▶ Goal of the exercise:
Copy the rows from the line with "likes-count[interactable]: 219,067 others" up to and including the line with "caption-block: andrewschulz Hang", substituting "andrew.schulz" for every occurrence of "andrewschulz" and changing nothing else.

▶ Exercise material:
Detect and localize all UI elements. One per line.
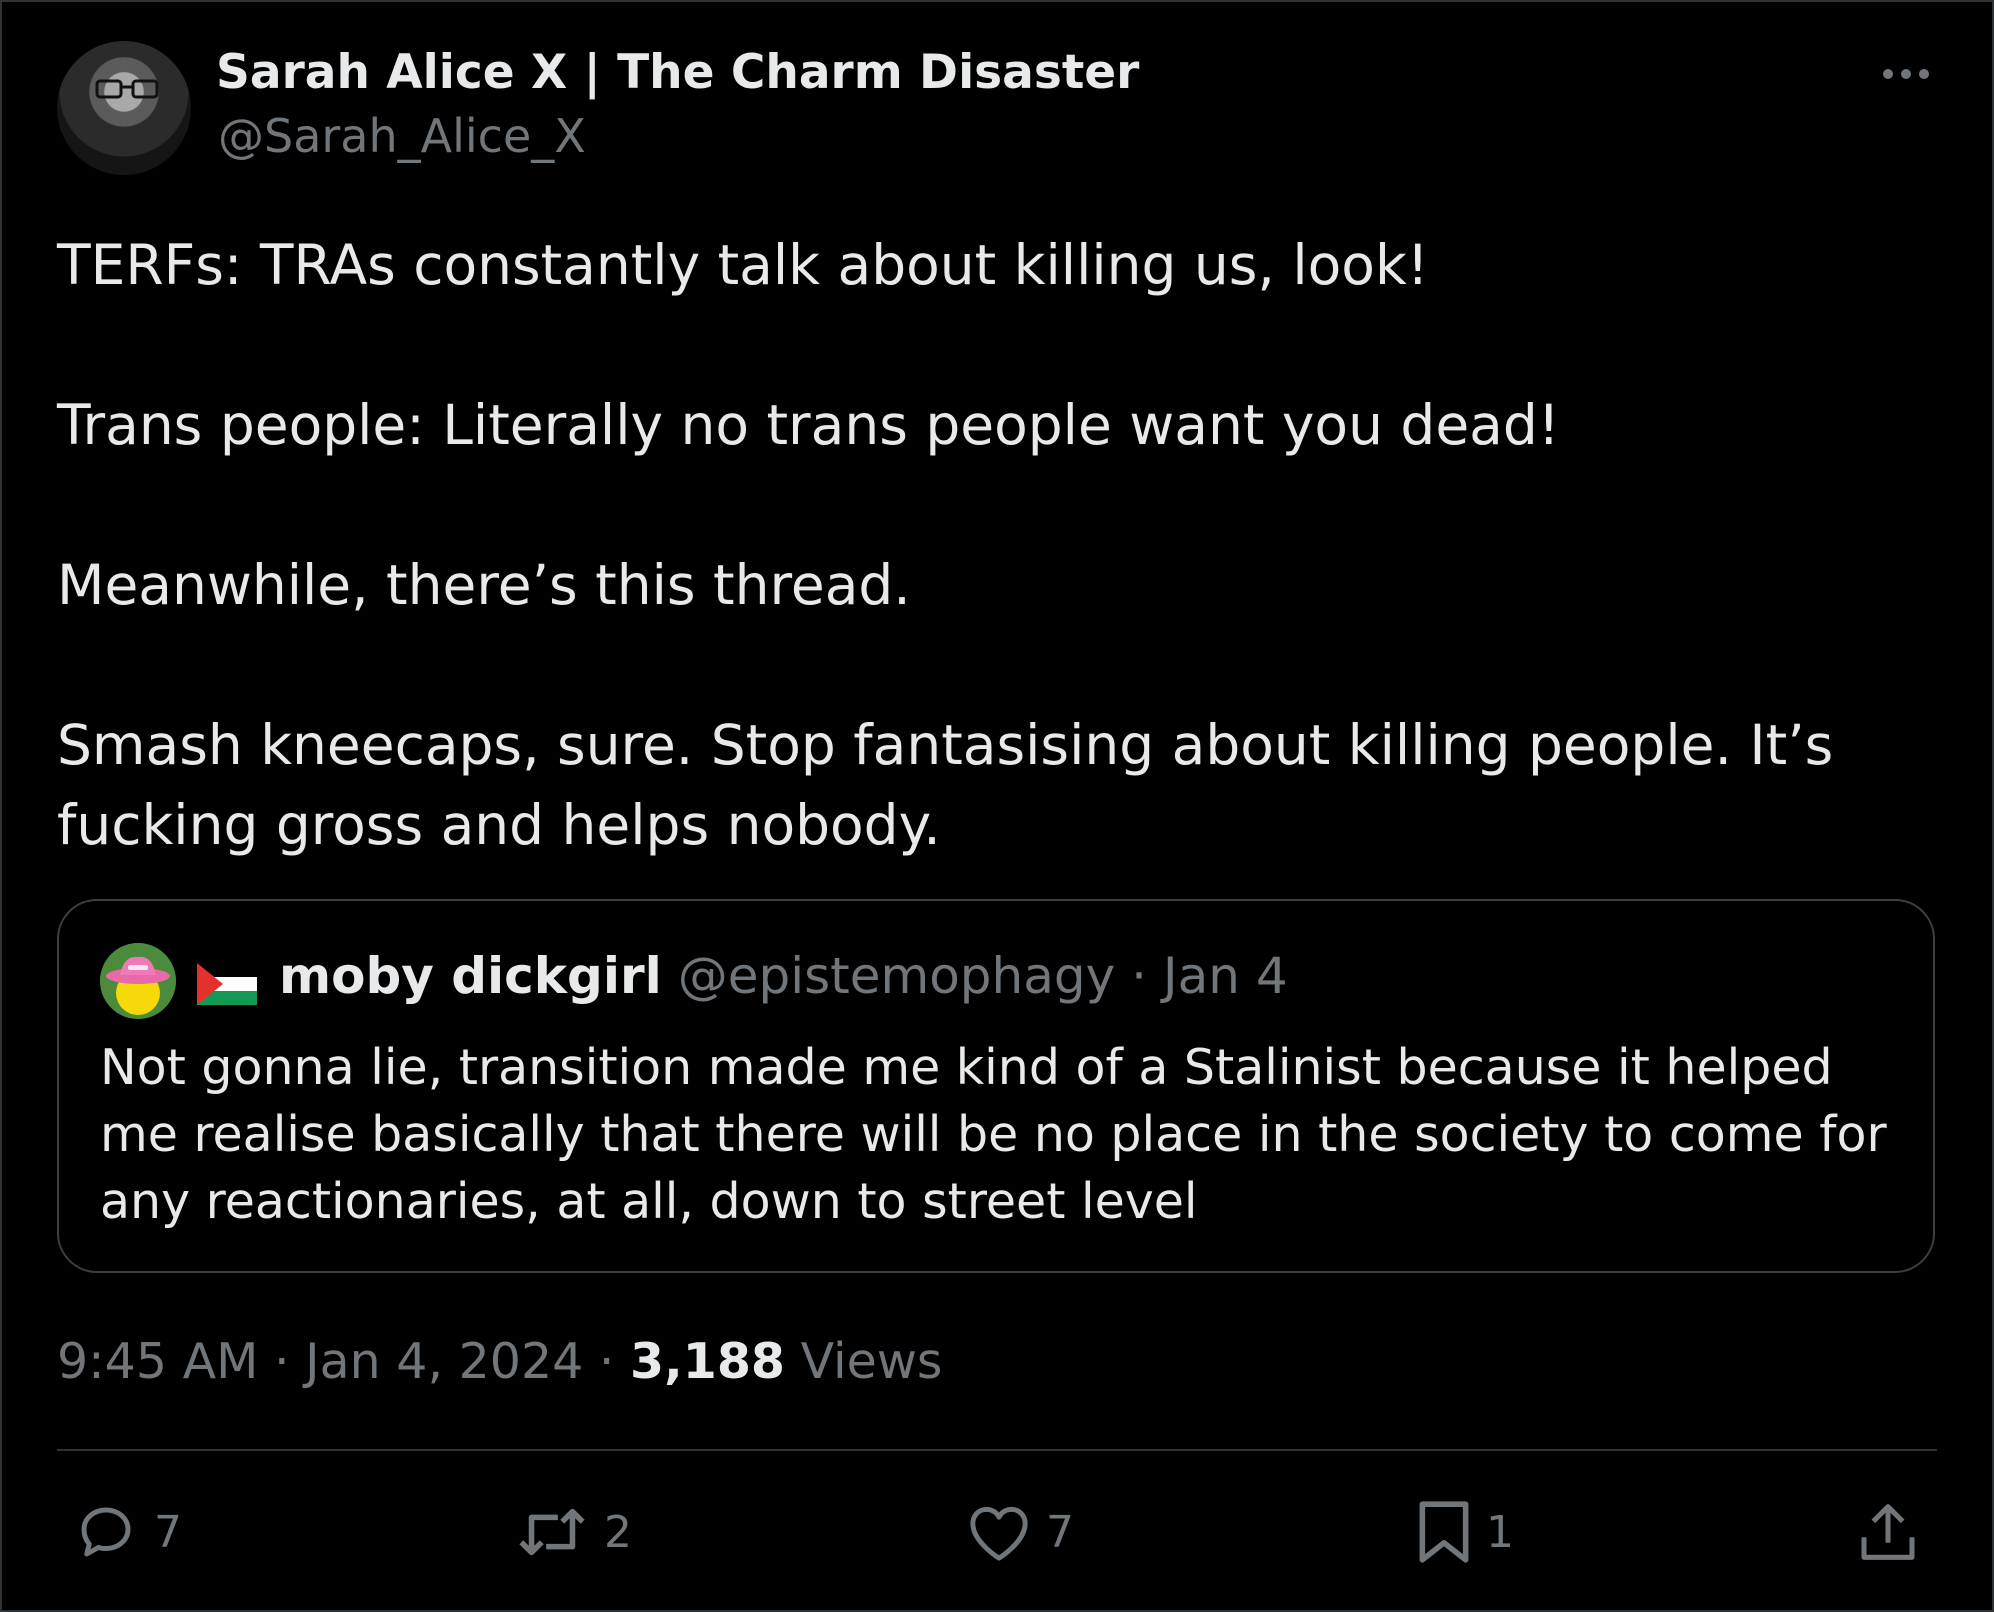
quote-author-handle[interactable]: @epistemophagy bbox=[678, 947, 1116, 1005]
tweet-paragraph: Smash kneecaps, sure. Stop fantasising a… bbox=[57, 713, 1851, 857]
repost-button[interactable]: 2 bbox=[514, 1496, 632, 1568]
quote-date[interactable]: Jan 4 bbox=[1163, 947, 1288, 1005]
quote-text: Not gonna lie, transition made me kind o… bbox=[100, 1039, 1887, 1230]
tweet-paragraph: TERFs: TRAs constantly talk about killin… bbox=[57, 233, 1429, 297]
quoted-tweet-card[interactable]: moby dickgirl @epistemophagy · Jan 4 Not… bbox=[57, 899, 1935, 1273]
repost-icon bbox=[519, 1508, 585, 1556]
palestine-flag-icon bbox=[197, 963, 257, 1005]
repost-count: 2 bbox=[604, 1506, 632, 1558]
views-label: Views bbox=[800, 1333, 943, 1390]
author-handle[interactable]: @Sarah_Alice_X bbox=[218, 109, 586, 163]
divider bbox=[57, 1449, 1937, 1451]
reply-icon bbox=[81, 1507, 131, 1557]
avatar-glasses-graphic bbox=[95, 79, 159, 99]
quote-author-avatar[interactable] bbox=[100, 943, 176, 1019]
share-button[interactable] bbox=[1858, 1496, 1918, 1568]
like-button[interactable]: 7 bbox=[966, 1496, 1074, 1568]
author-display-name[interactable]: Sarah Alice X | The Charm Disaster bbox=[216, 45, 1139, 100]
author-avatar[interactable] bbox=[57, 41, 191, 175]
quote-author-name[interactable]: moby dickgirl bbox=[279, 947, 662, 1005]
reply-button[interactable]: 7 bbox=[72, 1496, 182, 1568]
meta-separator: · bbox=[274, 1333, 290, 1390]
tweet-paragraph: Meanwhile, there’s this thread. bbox=[57, 553, 911, 617]
bookmark-count: 1 bbox=[1486, 1506, 1514, 1558]
like-count: 7 bbox=[1046, 1506, 1074, 1558]
bookmark-button[interactable]: 1 bbox=[1416, 1496, 1514, 1568]
tweet-meta: 9:45 AM · Jan 4, 2024 · 3,188 Views bbox=[57, 1333, 942, 1390]
tweet-paragraph: Trans people: Literally no trans people … bbox=[57, 393, 1560, 457]
quote-separator: · bbox=[1131, 947, 1148, 1005]
bookmark-icon bbox=[1419, 1501, 1469, 1563]
reply-count: 7 bbox=[154, 1506, 182, 1558]
share-icon bbox=[1861, 1504, 1915, 1560]
views-count: 3,188 bbox=[630, 1333, 786, 1390]
like-icon bbox=[970, 1506, 1028, 1561]
cowboy-hat-emoji-icon bbox=[100, 943, 176, 1019]
more-options-button[interactable] bbox=[1878, 56, 1934, 92]
meta-separator: · bbox=[598, 1333, 615, 1390]
tweet-text: TERFs: TRAs constantly talk about killin… bbox=[57, 225, 1937, 865]
quote-header: moby dickgirl @epistemophagy · Jan 4 bbox=[279, 947, 1288, 1005]
more-icon bbox=[1883, 69, 1929, 79]
tweet-date[interactable]: Jan 4, 2024 bbox=[305, 1333, 583, 1390]
tweet-time[interactable]: 9:45 AM bbox=[57, 1333, 258, 1390]
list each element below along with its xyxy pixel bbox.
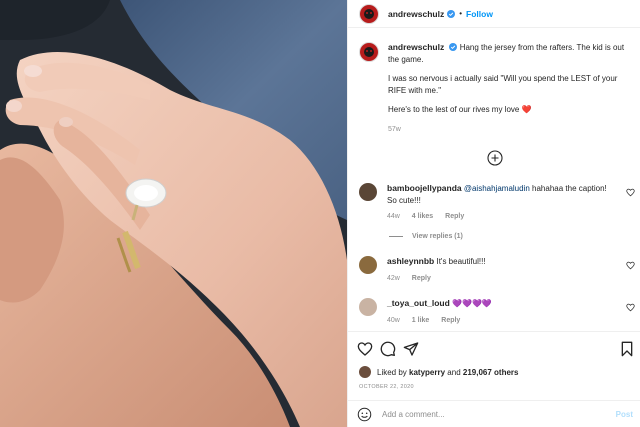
likes-count[interactable]: 219,067 others (463, 368, 519, 377)
author-username[interactable]: andrewschulz (388, 9, 444, 19)
caption-avatar[interactable] (359, 42, 379, 62)
caption-username[interactable]: andrewschulz (388, 42, 444, 52)
verified-badge-icon (447, 9, 456, 18)
comment-likes[interactable]: 1 like (412, 317, 430, 324)
hands-with-rings-image (0, 0, 347, 427)
caption-line-2: I was so nervous i actually said "Will y… (388, 74, 618, 95)
caption-block: andrewschulz Hang the jersey from the ra… (359, 42, 634, 135)
caption-line-3: Here's to the lest of our rives my love (388, 105, 520, 114)
separator-dot: • (459, 9, 463, 18)
comment-meta: 40w 1 like Reply (387, 315, 617, 327)
reply-button[interactable]: Reply (441, 317, 460, 324)
post-sidebar: andrewschulz • Follow andrewschulz Hang … (347, 0, 640, 427)
comment-time[interactable]: 44w (387, 213, 400, 220)
face-logo-icon (364, 8, 374, 19)
likes-and: and (447, 367, 461, 377)
heart-outline-icon[interactable] (626, 303, 635, 312)
comment-likes[interactable]: 4 likes (412, 213, 433, 220)
likes-summary: Liked by katyperry and 219,067 others (359, 366, 518, 378)
post-date[interactable]: OCTOBER 22, 2020 (359, 384, 414, 390)
comment-item: ashleynnbb It's beautiful!!! 42w Reply (359, 256, 639, 284)
comment-meta: 44w 4 likes Reply (387, 211, 617, 223)
liker-avatar[interactable] (359, 366, 371, 378)
heart-outline-icon[interactable] (626, 188, 635, 197)
verified-badge-icon (449, 43, 458, 51)
comment-time[interactable]: 42w (387, 275, 400, 282)
load-more-comments-icon[interactable] (487, 150, 503, 166)
replies-divider (389, 236, 403, 237)
comment-item: bamboojellypanda @aishahjamaludin hahaha… (359, 183, 639, 223)
commenter-username[interactable]: ashleynnbb (387, 256, 434, 266)
view-replies-button[interactable]: View replies (1) (389, 233, 463, 240)
share-paper-plane-icon[interactable] (403, 341, 419, 357)
action-bar (357, 341, 635, 357)
reply-button[interactable]: Reply (412, 275, 431, 282)
like-heart-icon[interactable] (357, 341, 373, 357)
comment-input[interactable] (382, 409, 602, 419)
commenter-username[interactable]: _toya_out_loud (387, 298, 450, 308)
heart-emoji: ❤️ (521, 105, 532, 114)
caption-text: andrewschulz Hang the jersey from the ra… (388, 42, 634, 135)
author-avatar[interactable] (359, 3, 379, 24)
commenter-avatar[interactable] (359, 183, 377, 201)
caption-timestamp[interactable]: 57w (388, 124, 634, 136)
follow-button[interactable]: Follow (466, 9, 493, 19)
commenter-username[interactable]: bamboojellypanda (387, 183, 462, 193)
heart-outline-icon[interactable] (626, 261, 635, 270)
comment-text: It's beautiful!!! (436, 257, 486, 266)
reply-button[interactable]: Reply (445, 213, 464, 220)
commenter-avatar[interactable] (359, 256, 377, 274)
comment-time[interactable]: 40w (387, 317, 400, 324)
post-header: andrewschulz • Follow (348, 0, 640, 28)
view-replies-label: View replies (1) (412, 233, 463, 240)
face-logo-icon (364, 47, 374, 57)
save-bookmark-icon[interactable] (619, 341, 635, 357)
comment-meta: 42w Reply (387, 273, 617, 285)
post-comment-button[interactable]: Post (616, 410, 633, 419)
likes-prefix: Liked by (377, 367, 407, 377)
comment-body: _toya_out_loud 💜💜💜💜 40w 1 like Reply (387, 298, 617, 326)
comment-body: bamboojellypanda @aishahjamaludin hahaha… (387, 183, 617, 223)
comment-text: 💜💜💜💜 (452, 299, 492, 308)
liker-username[interactable]: katyperry (409, 368, 445, 377)
commenter-avatar[interactable] (359, 298, 377, 316)
emoji-icon[interactable] (357, 407, 372, 422)
comment-item: _toya_out_loud 💜💜💜💜 40w 1 like Reply (359, 298, 639, 326)
comment-bubble-icon[interactable] (380, 341, 396, 357)
post-photo[interactable] (0, 0, 347, 427)
comment-body: ashleynnbb It's beautiful!!! 42w Reply (387, 256, 617, 284)
add-comment-bar: Post (348, 400, 640, 427)
comment-mention[interactable]: @aishahjamaludin (464, 184, 530, 193)
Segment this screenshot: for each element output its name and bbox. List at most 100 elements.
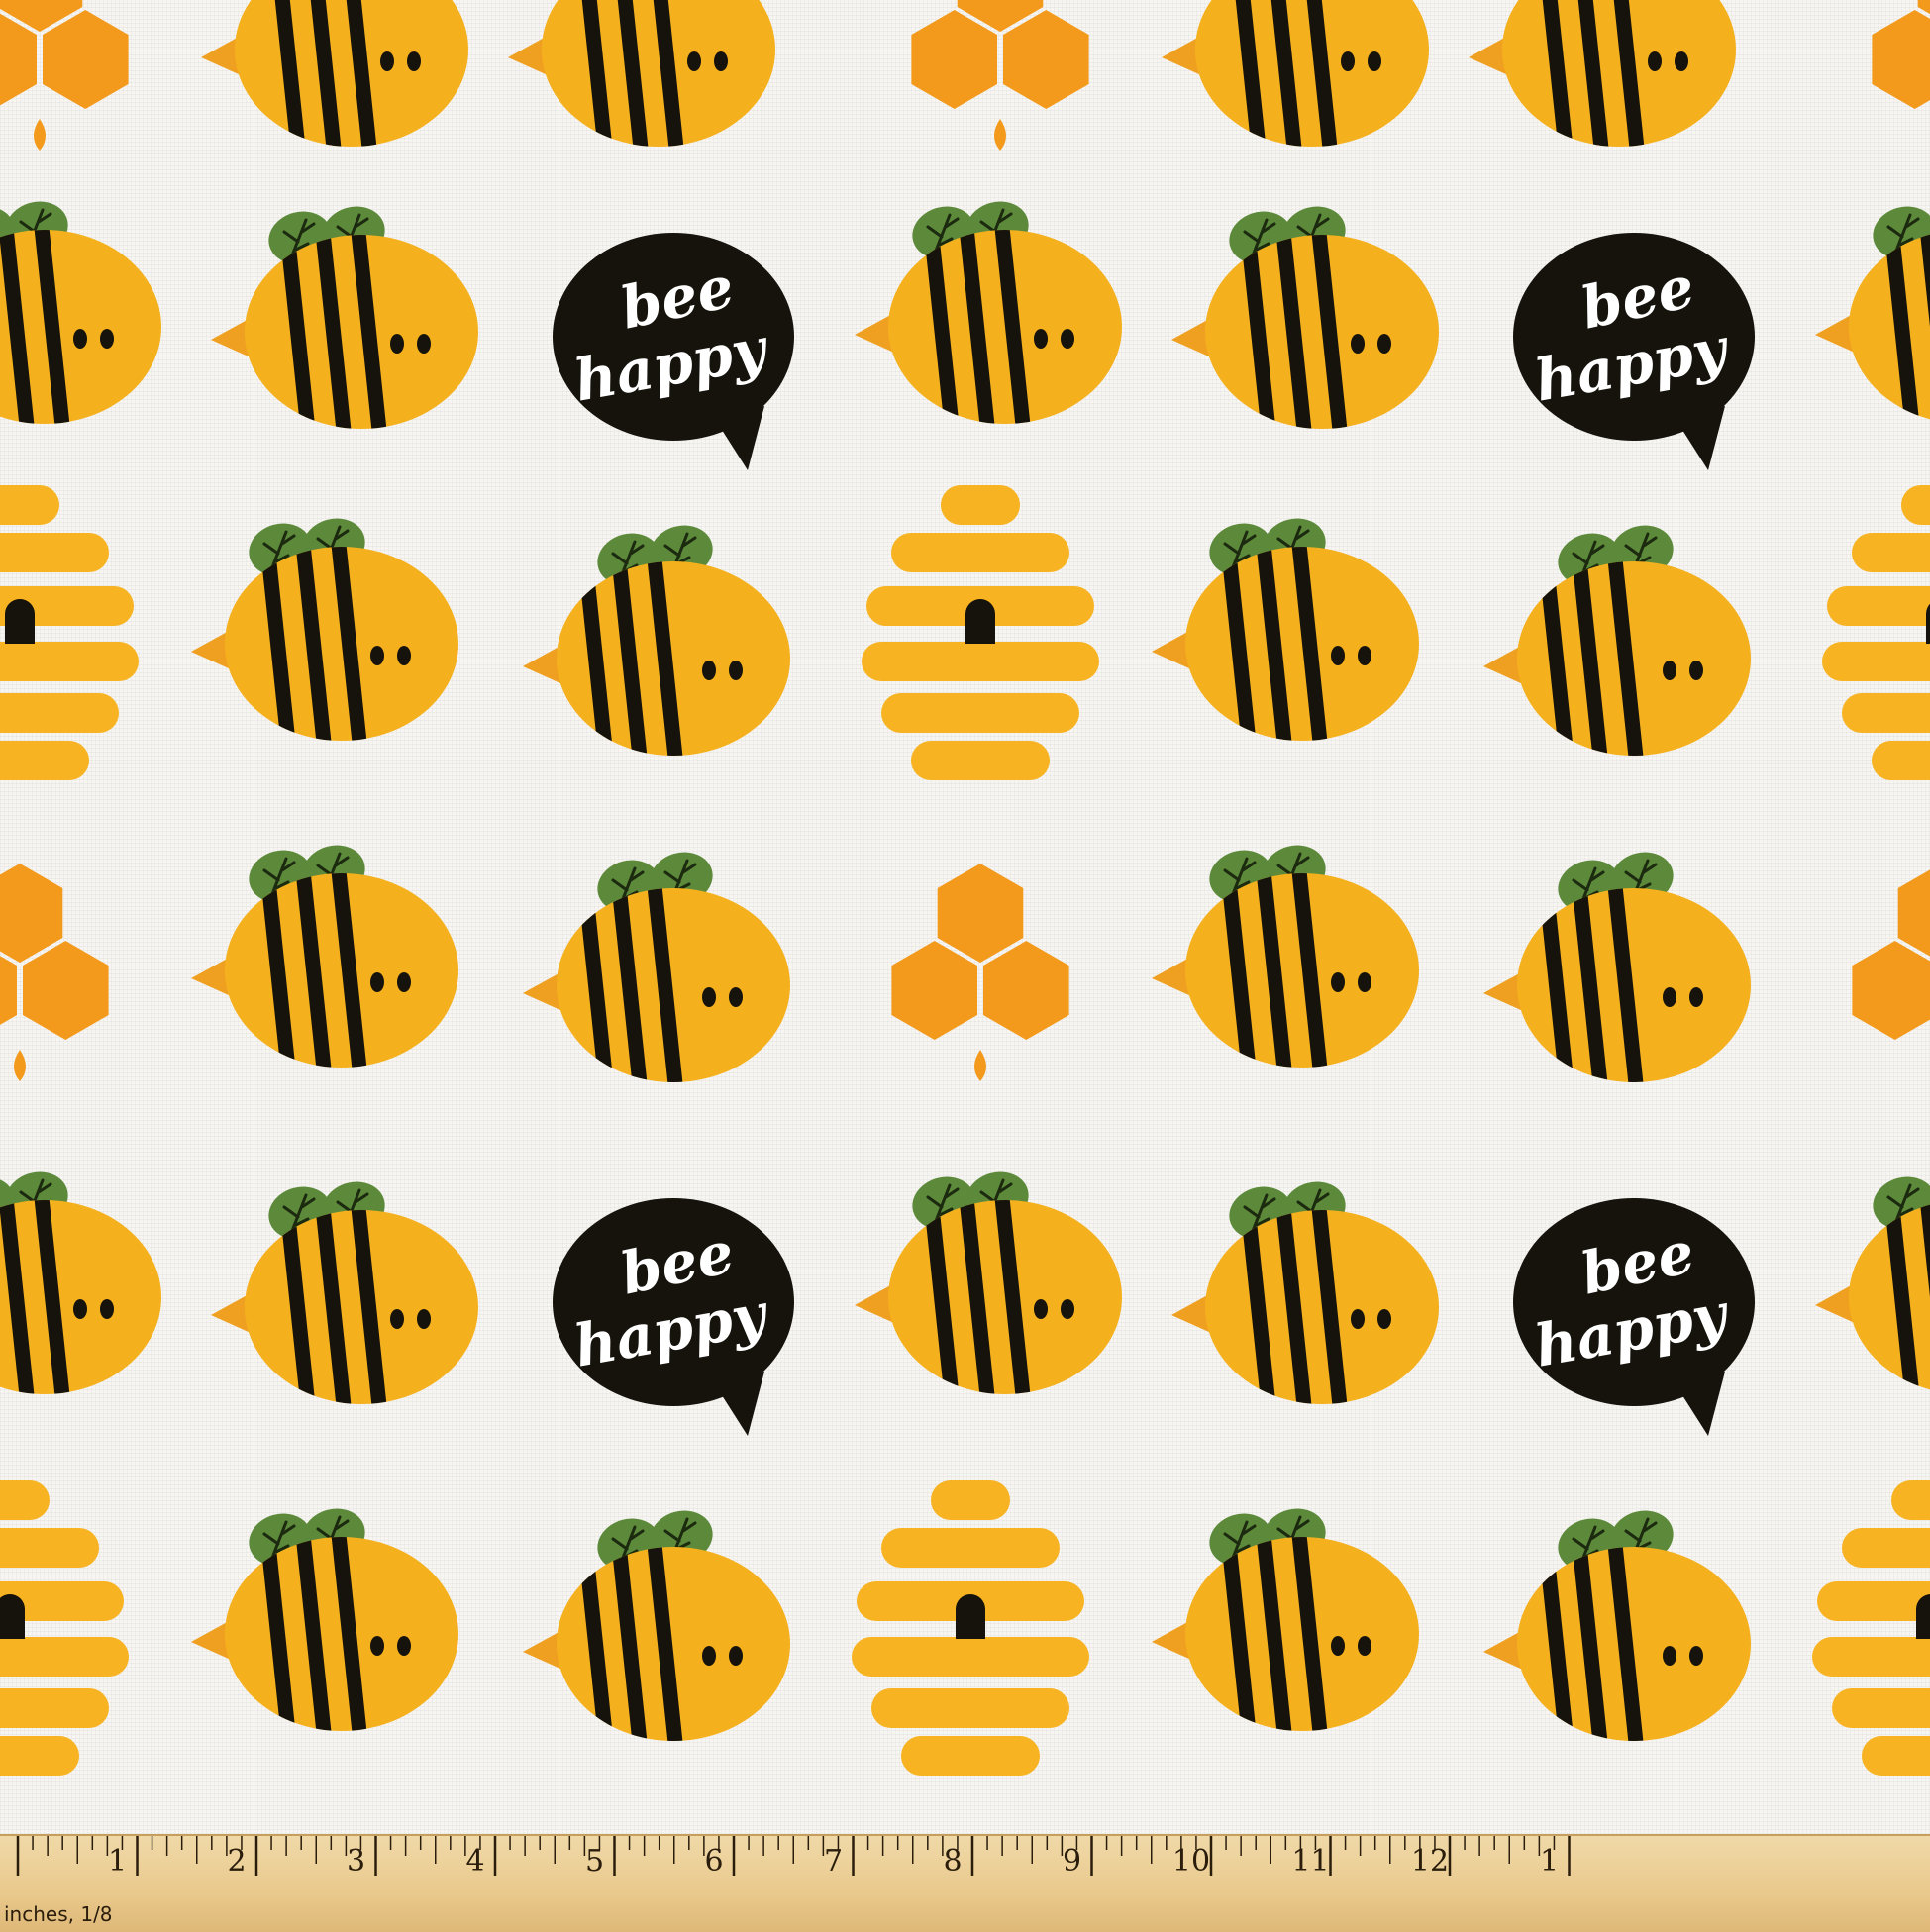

▶ In response:
likes-count[interactable]: 219,067 others (463, 368, 519, 377)
author-username[interactable]: andrew.schulz (388, 9, 444, 19)
caption-avatar[interactable] (359, 42, 379, 62)
caption-username[interactable]: andrew.schulz (388, 42, 444, 52)
verified-badge-icon (447, 9, 456, 18)
comment-likes[interactable]: 1 like (412, 317, 430, 324)
hands-with-rings-image (0, 0, 347, 427)
caption-line-2: I was so nervous i actually said "Will y… (388, 74, 618, 95)
caption-block: andrew.schulz Hang the jersey from the ra… (359, 42, 634, 135)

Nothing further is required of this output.